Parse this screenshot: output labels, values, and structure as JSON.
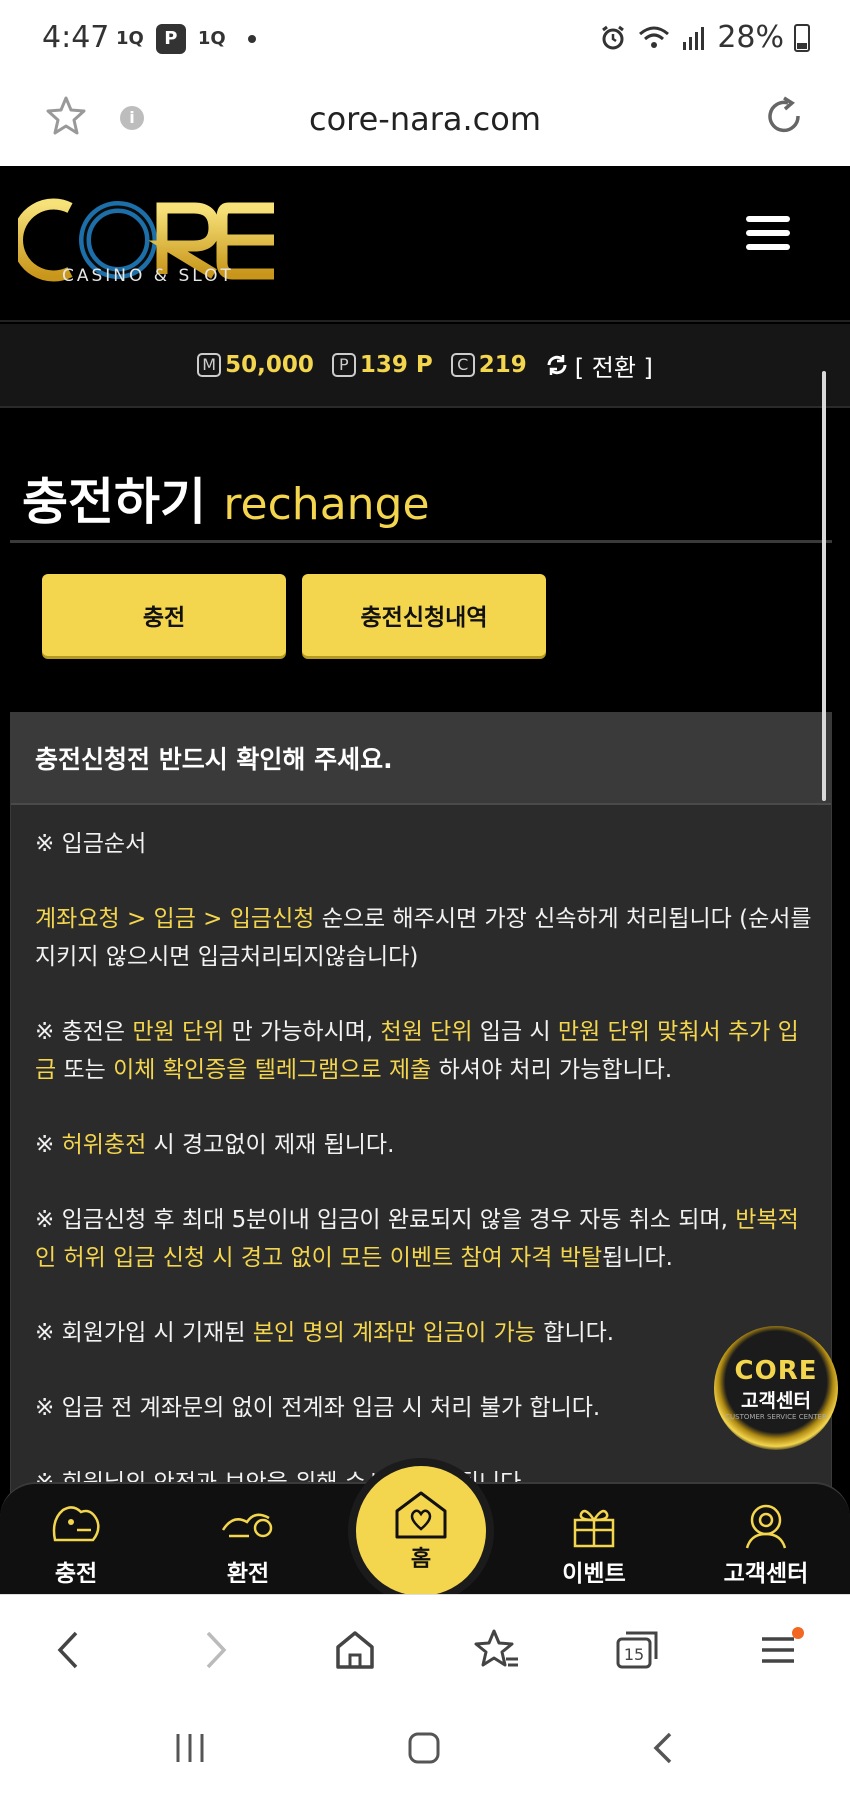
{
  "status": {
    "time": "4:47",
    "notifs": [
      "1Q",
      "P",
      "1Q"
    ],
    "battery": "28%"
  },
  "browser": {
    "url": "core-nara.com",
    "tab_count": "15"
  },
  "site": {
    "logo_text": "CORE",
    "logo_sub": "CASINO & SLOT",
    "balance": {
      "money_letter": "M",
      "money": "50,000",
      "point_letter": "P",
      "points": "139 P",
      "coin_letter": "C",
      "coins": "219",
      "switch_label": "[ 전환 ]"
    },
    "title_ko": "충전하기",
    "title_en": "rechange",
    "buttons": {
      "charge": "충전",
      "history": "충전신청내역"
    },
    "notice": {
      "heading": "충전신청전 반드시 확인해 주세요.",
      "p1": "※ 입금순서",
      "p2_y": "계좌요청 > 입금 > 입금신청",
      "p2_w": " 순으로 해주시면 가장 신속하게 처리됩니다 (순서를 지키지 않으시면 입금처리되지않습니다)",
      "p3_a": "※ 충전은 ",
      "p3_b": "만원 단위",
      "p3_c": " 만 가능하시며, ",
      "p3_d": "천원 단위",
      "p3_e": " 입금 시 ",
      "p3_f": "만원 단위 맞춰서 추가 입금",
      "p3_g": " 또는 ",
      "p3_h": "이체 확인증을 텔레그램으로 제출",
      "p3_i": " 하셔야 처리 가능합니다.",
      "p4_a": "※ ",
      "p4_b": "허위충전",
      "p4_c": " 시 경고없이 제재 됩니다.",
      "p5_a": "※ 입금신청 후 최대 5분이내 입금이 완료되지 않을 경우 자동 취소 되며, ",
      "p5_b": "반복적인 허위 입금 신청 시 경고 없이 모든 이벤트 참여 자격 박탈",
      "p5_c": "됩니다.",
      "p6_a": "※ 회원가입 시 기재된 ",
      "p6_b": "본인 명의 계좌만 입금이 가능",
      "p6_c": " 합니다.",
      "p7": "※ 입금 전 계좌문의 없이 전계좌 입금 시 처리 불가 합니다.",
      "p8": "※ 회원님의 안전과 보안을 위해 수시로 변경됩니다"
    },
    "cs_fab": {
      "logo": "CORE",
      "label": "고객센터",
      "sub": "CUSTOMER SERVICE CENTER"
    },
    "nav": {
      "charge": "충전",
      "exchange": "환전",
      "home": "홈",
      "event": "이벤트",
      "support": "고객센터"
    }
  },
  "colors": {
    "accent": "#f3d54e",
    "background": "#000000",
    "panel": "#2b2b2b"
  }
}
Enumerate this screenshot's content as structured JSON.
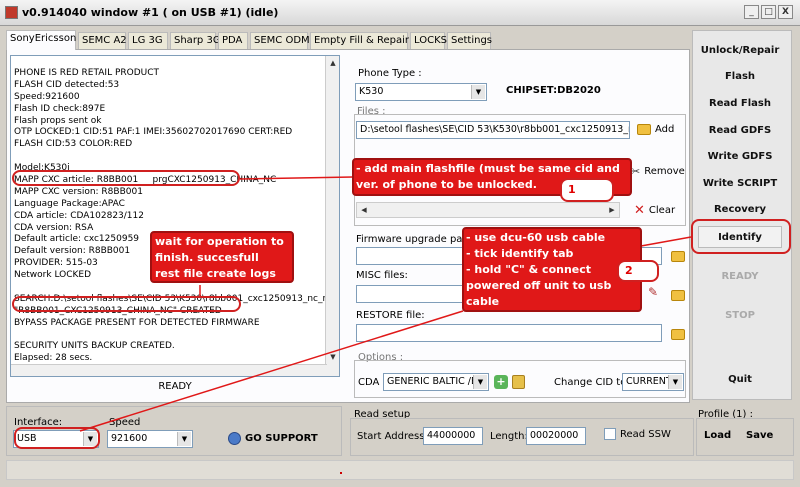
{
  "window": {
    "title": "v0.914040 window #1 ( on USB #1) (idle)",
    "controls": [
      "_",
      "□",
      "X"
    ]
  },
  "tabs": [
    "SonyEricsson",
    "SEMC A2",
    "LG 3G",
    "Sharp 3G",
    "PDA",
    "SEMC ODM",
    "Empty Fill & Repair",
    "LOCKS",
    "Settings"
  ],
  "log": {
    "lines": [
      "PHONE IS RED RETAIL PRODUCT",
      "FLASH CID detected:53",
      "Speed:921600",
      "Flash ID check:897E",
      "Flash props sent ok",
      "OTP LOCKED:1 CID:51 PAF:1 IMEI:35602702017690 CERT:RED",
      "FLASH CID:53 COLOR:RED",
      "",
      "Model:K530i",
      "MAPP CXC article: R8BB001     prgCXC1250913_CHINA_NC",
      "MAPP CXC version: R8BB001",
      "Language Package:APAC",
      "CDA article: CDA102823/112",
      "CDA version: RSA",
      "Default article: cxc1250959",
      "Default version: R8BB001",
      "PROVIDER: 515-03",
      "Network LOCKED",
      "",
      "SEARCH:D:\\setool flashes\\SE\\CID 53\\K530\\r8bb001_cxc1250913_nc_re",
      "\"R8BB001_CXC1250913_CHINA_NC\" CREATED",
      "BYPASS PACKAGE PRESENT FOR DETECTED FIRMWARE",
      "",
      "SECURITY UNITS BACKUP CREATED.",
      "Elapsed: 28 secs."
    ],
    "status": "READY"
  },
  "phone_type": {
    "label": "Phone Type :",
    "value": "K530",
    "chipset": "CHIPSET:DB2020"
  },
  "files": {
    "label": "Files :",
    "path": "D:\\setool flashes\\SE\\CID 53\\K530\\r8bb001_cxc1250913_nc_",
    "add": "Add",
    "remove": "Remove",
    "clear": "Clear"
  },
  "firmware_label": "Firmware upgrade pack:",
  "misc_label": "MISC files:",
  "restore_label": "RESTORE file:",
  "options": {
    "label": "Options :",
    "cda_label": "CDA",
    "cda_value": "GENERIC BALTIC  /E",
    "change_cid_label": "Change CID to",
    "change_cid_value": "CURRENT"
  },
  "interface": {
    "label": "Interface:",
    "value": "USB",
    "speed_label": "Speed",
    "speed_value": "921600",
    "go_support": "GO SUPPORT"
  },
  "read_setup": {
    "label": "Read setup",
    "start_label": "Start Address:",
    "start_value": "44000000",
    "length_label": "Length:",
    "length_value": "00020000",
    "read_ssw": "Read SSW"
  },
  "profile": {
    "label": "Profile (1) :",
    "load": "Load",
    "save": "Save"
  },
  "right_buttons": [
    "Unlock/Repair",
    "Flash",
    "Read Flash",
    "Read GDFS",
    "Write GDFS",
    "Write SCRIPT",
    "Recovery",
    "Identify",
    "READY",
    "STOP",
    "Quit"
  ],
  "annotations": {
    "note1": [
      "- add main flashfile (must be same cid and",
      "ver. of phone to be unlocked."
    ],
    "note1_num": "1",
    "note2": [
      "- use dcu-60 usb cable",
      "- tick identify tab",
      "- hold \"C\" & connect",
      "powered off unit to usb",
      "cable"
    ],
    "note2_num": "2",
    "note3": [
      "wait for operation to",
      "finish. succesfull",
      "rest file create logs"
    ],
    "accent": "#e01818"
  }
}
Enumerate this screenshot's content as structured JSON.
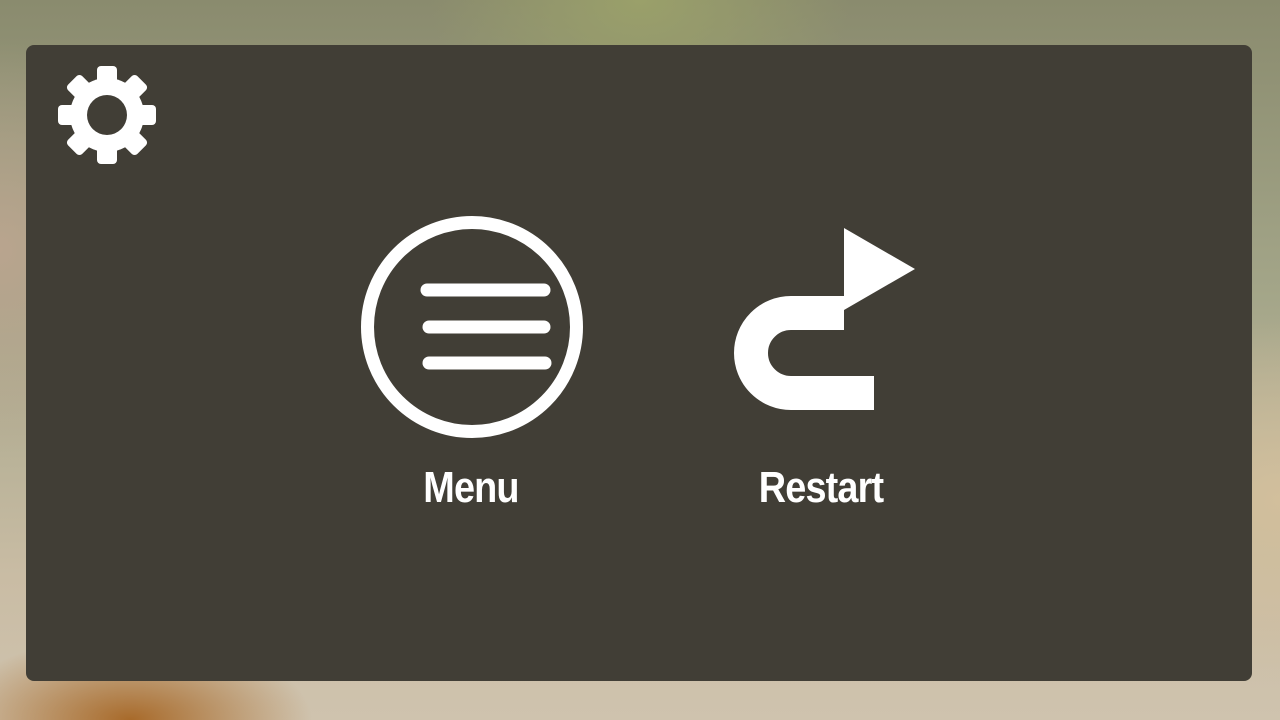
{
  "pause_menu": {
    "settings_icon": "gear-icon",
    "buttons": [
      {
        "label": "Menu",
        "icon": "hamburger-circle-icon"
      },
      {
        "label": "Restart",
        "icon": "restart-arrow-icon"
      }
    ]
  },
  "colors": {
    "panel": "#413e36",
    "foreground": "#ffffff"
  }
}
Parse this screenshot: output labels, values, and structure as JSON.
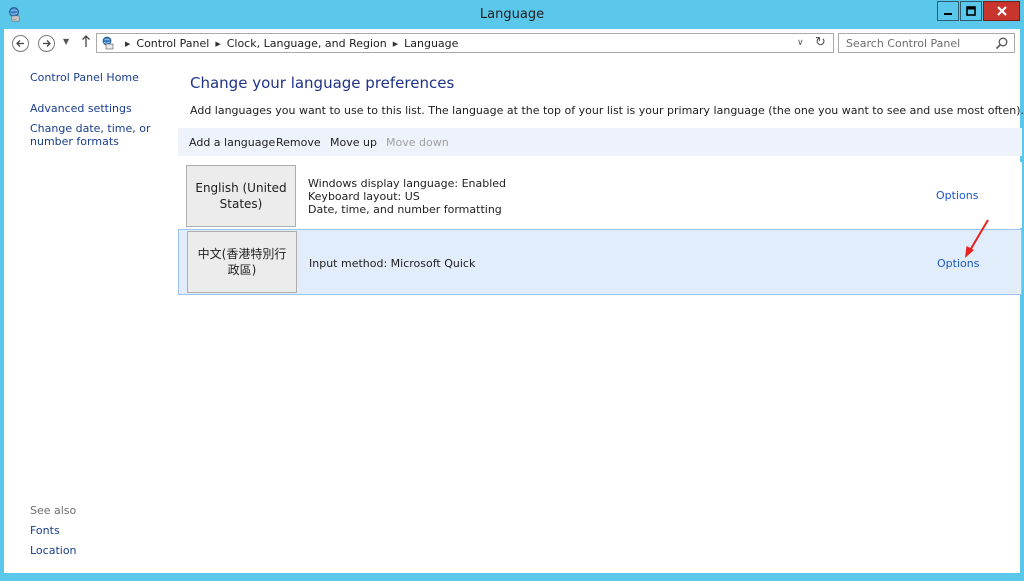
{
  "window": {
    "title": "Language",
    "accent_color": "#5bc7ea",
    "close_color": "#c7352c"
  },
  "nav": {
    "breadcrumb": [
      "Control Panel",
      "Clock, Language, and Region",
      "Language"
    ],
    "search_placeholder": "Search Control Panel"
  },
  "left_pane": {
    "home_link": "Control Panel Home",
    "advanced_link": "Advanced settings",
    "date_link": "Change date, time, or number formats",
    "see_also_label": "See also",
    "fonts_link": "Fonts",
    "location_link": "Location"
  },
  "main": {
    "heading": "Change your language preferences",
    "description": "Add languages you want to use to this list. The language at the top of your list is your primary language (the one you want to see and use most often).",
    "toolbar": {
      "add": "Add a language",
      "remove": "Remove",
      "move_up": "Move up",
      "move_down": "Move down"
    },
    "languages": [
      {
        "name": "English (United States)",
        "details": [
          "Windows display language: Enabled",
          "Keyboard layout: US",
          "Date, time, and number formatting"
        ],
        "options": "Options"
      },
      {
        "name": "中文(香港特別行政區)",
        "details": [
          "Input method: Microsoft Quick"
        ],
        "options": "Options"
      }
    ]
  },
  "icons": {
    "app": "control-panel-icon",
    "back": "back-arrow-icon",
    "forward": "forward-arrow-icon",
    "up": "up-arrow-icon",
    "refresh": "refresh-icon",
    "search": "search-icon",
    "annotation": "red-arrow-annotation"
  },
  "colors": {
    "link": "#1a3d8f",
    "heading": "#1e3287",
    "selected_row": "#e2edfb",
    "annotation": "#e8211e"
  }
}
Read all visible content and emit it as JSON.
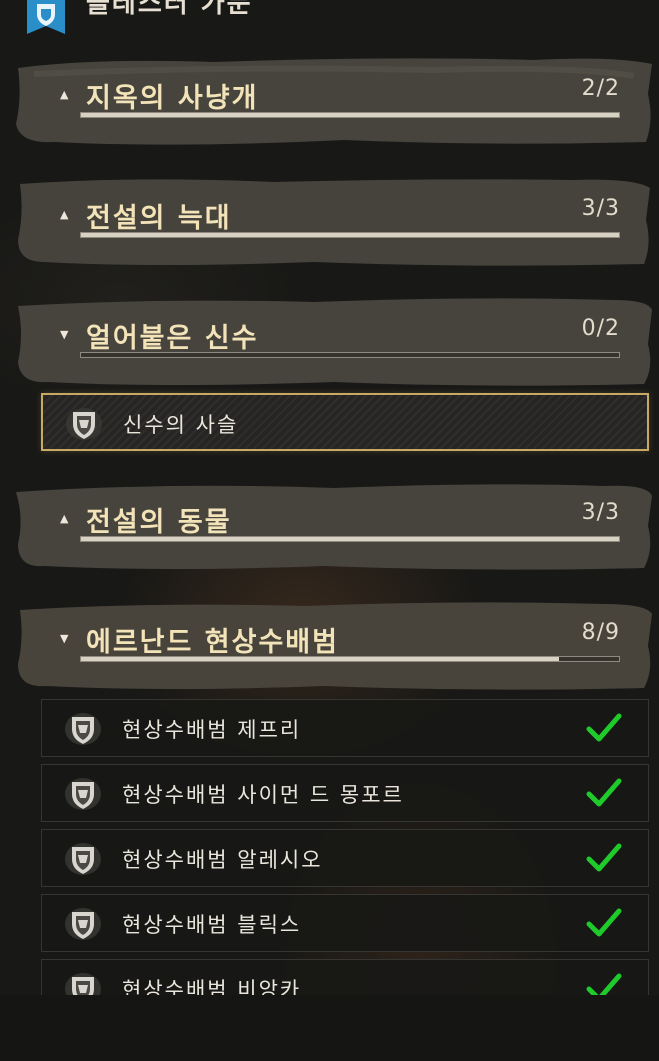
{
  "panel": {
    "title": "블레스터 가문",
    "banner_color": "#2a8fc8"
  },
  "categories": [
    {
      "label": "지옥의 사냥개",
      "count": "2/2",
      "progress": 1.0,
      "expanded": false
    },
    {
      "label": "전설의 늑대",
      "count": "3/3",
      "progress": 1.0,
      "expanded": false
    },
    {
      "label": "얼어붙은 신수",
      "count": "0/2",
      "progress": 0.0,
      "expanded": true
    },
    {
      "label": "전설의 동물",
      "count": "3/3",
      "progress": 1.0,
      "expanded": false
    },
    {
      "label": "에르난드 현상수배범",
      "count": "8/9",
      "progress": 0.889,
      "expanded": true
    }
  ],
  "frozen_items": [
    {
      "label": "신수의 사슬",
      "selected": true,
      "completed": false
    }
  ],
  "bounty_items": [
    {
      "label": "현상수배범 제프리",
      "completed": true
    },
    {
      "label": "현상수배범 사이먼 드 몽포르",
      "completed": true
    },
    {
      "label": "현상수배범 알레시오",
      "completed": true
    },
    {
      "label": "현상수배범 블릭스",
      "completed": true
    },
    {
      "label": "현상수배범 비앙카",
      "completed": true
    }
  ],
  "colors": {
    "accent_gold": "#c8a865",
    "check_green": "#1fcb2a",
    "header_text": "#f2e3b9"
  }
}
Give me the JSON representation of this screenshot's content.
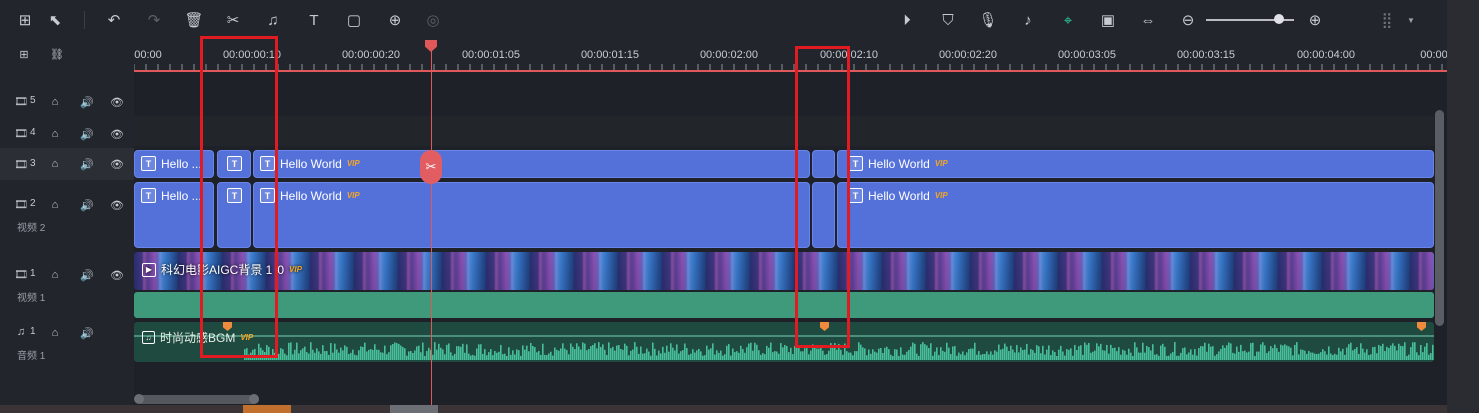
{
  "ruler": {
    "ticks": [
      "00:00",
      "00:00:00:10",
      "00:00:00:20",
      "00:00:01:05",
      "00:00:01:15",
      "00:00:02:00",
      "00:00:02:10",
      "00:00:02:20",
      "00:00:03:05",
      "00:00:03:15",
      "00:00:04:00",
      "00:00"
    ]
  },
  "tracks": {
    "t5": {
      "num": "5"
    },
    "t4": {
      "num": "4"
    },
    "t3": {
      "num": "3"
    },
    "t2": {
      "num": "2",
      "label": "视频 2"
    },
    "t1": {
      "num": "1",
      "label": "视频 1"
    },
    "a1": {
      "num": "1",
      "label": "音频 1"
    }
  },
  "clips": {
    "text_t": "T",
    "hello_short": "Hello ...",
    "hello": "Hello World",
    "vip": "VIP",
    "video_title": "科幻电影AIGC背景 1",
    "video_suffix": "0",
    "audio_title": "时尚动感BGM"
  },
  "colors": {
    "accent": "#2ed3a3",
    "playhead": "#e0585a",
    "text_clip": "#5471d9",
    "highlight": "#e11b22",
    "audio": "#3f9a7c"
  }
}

※ ※ ※

Problem to work on
Above are the records. Copy every line in them holding "입금신청".

Answer to this exercise
      "p2_y": "계좌요청 > 입금 > 입금신청",
      "p5_a": "※ 입금신청 후 최대 5분이내 입금이 완료되지 않을 경우 자동 취소 되며, ",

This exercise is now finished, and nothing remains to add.